━━━ Data listing

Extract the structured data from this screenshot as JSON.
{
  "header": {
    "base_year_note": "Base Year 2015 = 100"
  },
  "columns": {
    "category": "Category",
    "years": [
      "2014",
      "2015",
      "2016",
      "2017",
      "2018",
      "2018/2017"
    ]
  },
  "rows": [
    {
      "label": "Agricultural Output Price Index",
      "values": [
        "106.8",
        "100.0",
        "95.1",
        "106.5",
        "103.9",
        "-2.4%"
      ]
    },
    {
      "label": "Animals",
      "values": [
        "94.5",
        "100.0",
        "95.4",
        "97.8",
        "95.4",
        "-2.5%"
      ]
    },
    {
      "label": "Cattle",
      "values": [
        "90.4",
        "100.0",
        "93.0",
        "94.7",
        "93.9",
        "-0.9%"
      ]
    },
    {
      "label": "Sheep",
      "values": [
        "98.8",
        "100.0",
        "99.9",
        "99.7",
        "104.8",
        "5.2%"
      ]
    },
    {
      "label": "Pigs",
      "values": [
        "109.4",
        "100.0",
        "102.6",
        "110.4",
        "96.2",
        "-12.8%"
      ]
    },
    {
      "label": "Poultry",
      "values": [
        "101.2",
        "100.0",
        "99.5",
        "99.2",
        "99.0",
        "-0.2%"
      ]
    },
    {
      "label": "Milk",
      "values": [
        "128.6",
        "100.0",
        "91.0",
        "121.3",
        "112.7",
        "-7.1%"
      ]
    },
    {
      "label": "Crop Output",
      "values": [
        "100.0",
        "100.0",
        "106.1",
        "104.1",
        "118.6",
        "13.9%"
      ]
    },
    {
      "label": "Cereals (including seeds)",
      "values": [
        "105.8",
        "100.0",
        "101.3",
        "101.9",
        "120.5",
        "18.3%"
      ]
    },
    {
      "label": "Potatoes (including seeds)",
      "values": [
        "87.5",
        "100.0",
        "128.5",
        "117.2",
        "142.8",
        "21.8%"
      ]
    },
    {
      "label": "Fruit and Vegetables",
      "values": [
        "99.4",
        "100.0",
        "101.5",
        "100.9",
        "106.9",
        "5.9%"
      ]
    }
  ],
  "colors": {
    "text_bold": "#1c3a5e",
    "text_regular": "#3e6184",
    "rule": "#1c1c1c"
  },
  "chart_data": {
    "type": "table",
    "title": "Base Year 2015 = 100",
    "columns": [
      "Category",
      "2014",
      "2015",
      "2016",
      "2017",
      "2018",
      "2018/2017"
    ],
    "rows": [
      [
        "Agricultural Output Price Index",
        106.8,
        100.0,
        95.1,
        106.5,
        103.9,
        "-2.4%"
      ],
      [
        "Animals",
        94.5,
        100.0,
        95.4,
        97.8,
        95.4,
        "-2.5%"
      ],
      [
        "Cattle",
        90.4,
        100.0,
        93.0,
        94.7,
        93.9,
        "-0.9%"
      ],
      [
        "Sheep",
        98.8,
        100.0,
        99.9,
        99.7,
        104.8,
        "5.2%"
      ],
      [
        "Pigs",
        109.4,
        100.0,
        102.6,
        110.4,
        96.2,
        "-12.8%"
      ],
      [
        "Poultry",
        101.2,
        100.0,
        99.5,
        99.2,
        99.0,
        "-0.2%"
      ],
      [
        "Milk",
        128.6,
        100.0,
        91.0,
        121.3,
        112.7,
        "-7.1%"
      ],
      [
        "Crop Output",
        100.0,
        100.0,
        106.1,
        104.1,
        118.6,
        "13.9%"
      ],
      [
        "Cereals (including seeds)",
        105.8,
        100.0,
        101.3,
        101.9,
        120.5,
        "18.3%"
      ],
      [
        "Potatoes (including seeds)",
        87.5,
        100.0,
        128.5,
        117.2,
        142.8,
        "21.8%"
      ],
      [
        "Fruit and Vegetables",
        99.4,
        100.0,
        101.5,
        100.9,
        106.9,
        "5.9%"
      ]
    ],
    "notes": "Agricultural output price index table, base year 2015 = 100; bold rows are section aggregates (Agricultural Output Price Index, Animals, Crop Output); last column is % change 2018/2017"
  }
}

━━━━━━

Exercise instructions: Copy every line of the listing where the word "Crop" appears.

Written reply:
      "label": "Crop Output",
        "Crop Output",
    "notes": "Agricultural output price index table, base year 2015 = 100; bold rows are section aggregates (Agricultural Output Price Index, Animals, Crop Output); last column is % change 2018/2017"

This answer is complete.